Tak
bisa dielakkan kesan bahwa pemahaman kebudayaan selama ini lebih
berasosiasi dengan nilai-nilai nonfisik sehingga mengaitkan apa yang
kini sedang digencarkan Presiden Joko Widodo perihal pembangunan
infrastruktur dengan kebudayaan terasa mengada-ada.
Namun,
jika kebudayaan dipahami sebagai suprastruktur yang mengatasi segala
aspek pembangunan di berbagai bidang, kaitan keduanya begitu jelas dan
nyata adanya.
Bahkan
sesungguhnya kebudayaan yang paling awal dalam kehidupan manusia
berkaitan dengan benda-benda semacam batu, kayu, logam, kulit, lontar
dan sebagainya.
Jejak-jejak
kebudayaan yang paling awal manusia ditemukan pada batu-batu, baik
sebagai bentuk ekspresi pikiran macam batu menhir maupun sebagai peranti
untuk melangsungkan kehidupan mereka yang paling simpel saat itu.
Dalam
perkembangannya, kebudayaan itu pun melahirkan makna sempitnya yang
mengerucut pada semua aktivitas yang berlingkup pada kesenian. Maka
lahirnya budayawan yang tak lain adalah mereka yang punya kepakaran
dalam dunia pemikiran kesenian, dengan berbagai ramifikasinya, bisa
dimaklumi.
Kini
Indonesia dipimpin oleh seorang kader politik dengan latar belakang
pendidikan ilmu kehutanan, yang sebagian masa hidupnya juga diisi dengan
pengalaman kerja yang berhubungan dengan perkayuan.

DAFTAR DATA
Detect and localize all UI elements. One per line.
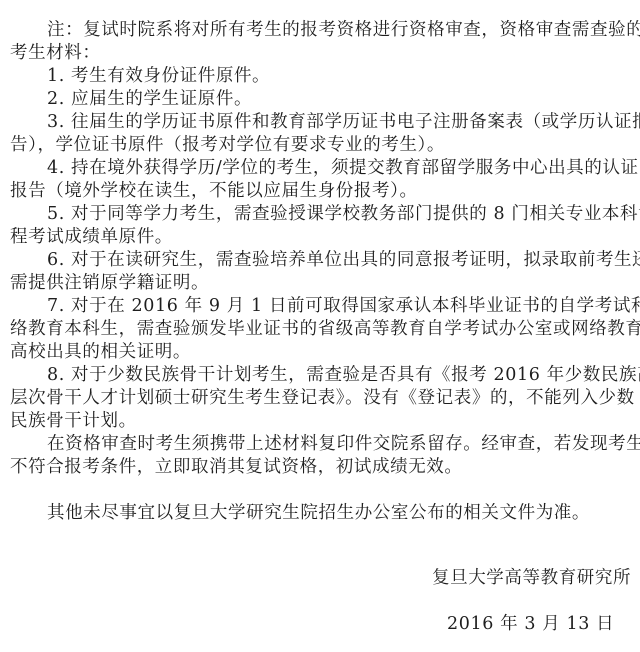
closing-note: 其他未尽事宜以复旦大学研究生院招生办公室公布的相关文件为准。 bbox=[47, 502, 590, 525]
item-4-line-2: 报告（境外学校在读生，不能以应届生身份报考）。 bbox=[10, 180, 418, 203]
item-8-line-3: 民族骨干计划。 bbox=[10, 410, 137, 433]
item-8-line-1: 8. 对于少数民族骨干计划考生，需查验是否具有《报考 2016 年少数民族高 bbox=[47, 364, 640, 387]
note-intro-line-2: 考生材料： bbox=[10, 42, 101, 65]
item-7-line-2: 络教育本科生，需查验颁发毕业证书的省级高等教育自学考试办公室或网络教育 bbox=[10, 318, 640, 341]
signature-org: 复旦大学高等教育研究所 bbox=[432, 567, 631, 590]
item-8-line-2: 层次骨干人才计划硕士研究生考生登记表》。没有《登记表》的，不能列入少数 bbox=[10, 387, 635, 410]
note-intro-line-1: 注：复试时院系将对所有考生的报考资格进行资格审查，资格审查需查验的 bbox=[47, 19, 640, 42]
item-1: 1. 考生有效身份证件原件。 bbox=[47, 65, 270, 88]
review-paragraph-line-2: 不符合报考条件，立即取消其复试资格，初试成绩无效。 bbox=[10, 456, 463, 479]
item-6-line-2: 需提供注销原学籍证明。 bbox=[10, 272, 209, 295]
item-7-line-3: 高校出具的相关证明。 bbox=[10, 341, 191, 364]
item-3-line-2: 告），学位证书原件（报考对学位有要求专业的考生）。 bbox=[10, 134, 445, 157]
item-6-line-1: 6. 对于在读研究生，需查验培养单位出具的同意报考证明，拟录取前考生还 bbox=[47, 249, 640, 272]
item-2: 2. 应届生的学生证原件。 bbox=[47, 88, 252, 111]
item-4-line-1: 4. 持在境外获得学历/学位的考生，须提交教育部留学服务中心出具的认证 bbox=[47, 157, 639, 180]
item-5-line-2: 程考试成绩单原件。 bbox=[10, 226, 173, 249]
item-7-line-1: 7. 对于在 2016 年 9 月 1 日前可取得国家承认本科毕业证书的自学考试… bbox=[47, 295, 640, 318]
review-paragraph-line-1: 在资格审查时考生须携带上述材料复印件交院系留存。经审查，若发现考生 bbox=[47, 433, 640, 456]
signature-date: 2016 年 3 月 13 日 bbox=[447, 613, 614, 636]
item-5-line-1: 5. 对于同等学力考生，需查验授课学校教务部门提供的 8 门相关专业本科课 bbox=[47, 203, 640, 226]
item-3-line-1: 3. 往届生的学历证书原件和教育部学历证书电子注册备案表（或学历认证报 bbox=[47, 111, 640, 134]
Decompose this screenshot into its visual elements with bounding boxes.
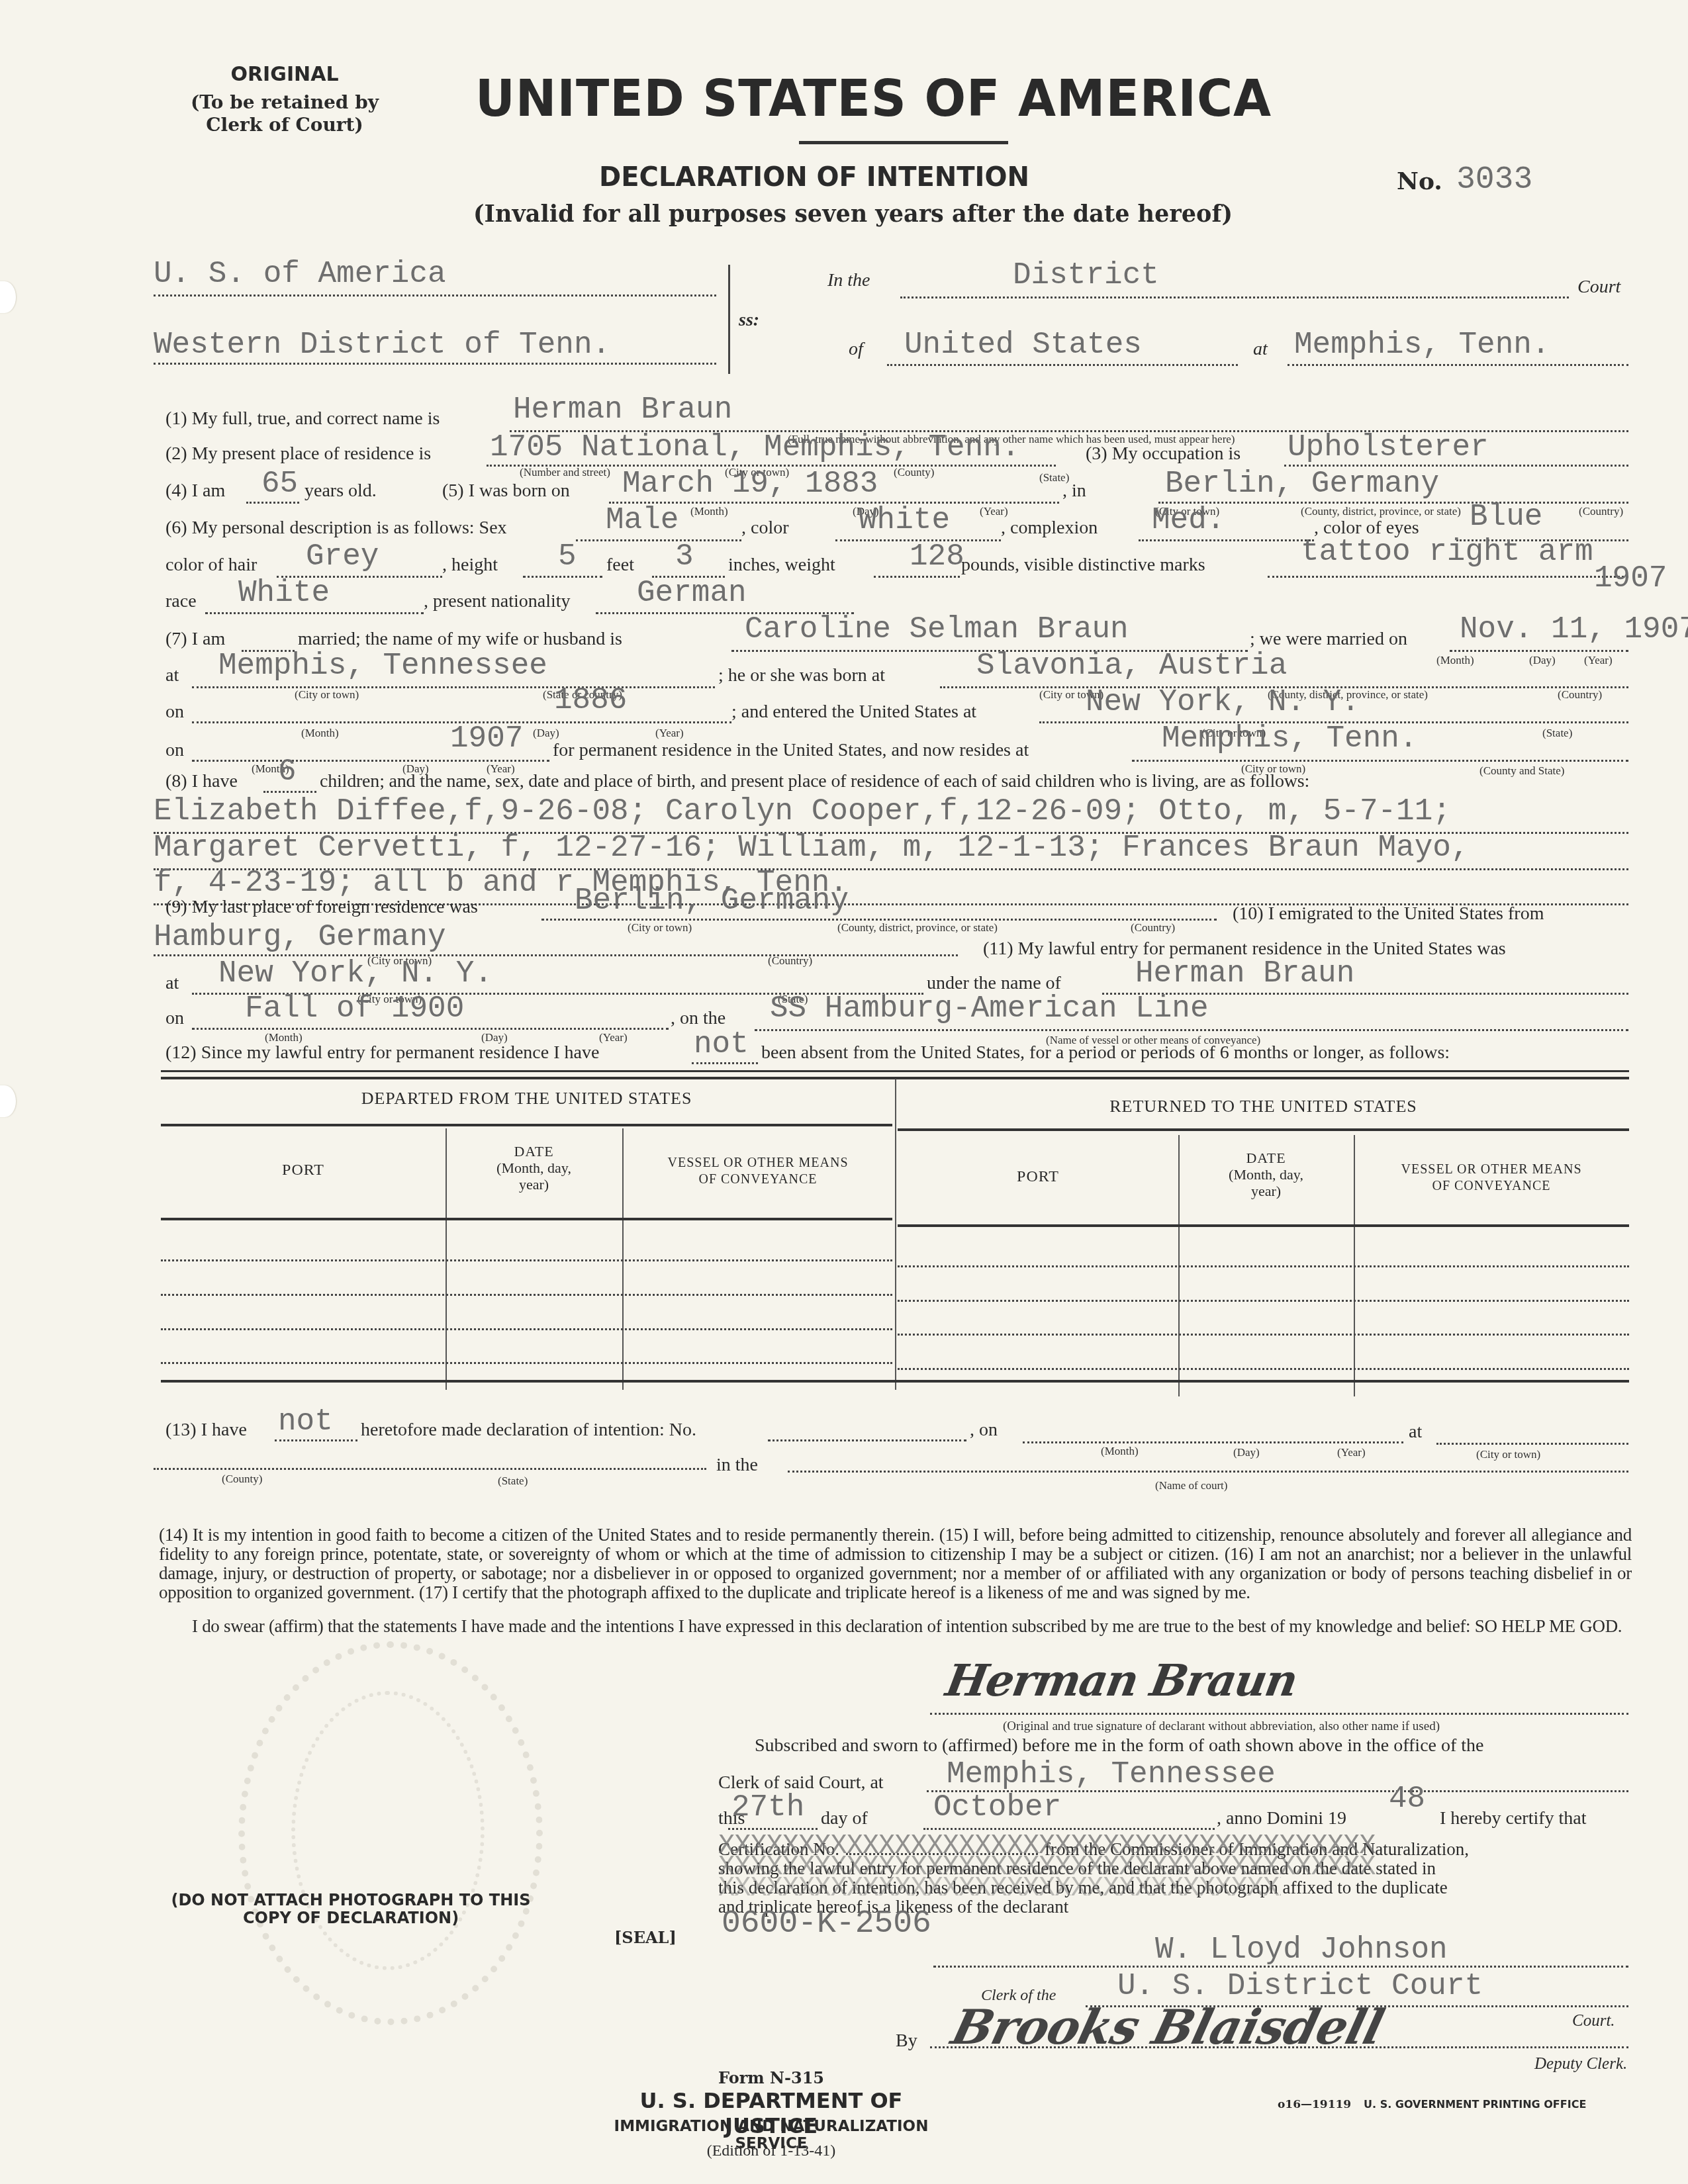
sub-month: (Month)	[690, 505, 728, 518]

INSTRUKSI TUGAS 1
Dalam kutipan tentang kebudayaan dan pembangunan infrastruktur, apa latar belakang pendidikan pemimpin Indonesia saat ini?
INSTRUKSI TUGAS 2
Tuliskan lanjutan teks tentang kebudayaan dan pembangunan infrastruktur itu, mulai setelah kalimat terakhirnya.
Entri-entri itu tidak berperan sama sekali di sini.

HASIL LATIHAN 1
Ilmu kehutanan.

HASIL LATIHAN 2
Sepintas,
tak ada citra seni tinggi dalam pekerjaan tukang kayu. Namun, kesan
demikian harus segera dikubur. Kenapa? Sebab, urusan estetika begitu
nisbi, tak sesubstansial urusan kegunaan. Hanya beberapa orang dalam
kelompok minortas yang membeli kursi dengan memasukkan aspek estetika
tapi, mayoritas membelinya karena urusan esensi kegunaannya.
Dalam
masyarakat Indonesia yang masih direpotkan oleh urusan penciptaan
kesejahteraan yang masif seperti sekarang ini, pilihan sang Presiden
dengan mengonsentrasikan pembangunan pada infrastruktur pada dasarnya
merupakan pilihan kebudayaan yang esensial.
Ada
gagasan kebudayaan yang melandasinya di sana. Meskipun ada yang
mengkritiknya dan meminta Jokowi tidak menghabiskan dana pembangunan
untuk infrastruktur, sang Presiden tetap konsisten dengan pilihannya.
Sebagai
presiden dari keluarga tukang kayu, bukan kalangan birokrat atau
pangreh praja yang makan dari gaji negara, agaknya kesadaran Jokowi
dibentuk oleh moralitas pekerja, yang makan dari perasan peluhnya
sendiri. Logika ekonominya cukup simpel: bahwa perdagangan barang-barang
harus ditopang oleh sarana dan prasarana.
Semakin
lengkap dan nyaman ketersediaan sarana dan prasarana itu, semakin
lancarlah roda perputaran barang dan jasa dalam dunia perdagangan.
Seorang
pekerja seni, Martin Aleida, sempat mengeluarkan uneg-unegnya tentang
kehidupan urban Jakarta. Katanya, peradaban yang dibangun manusia kini
sedang lumpuh menuju kebinasaannya. Itu dia ucapkan berhubungan dengan
terjadinya kemacetan di mana-mana, apalagi di musin hujan yang disertai
banjir di mana-mana.
Kemakmuran
yang diraih orang-orang dengan memiliki mobil pribadi justru melahirkan
jalan buntu yang hanya melahirkan frustasi bekepanjangan di sepanjang
jalan yang merambat bagaikan keong atau siput berjalan.
Untuk
menjebol kebuntuan peradaban urban itulah Jokowi hadir dengan visi
kebudayaannya yang berangkat dari pembangunan infrastruktur.
Perempatan-perempatan jalan Jakarta yang menjadi simpul kemacetan mulai
dijebol dengan membangun jembatan layang sekaligus jalan terowongan.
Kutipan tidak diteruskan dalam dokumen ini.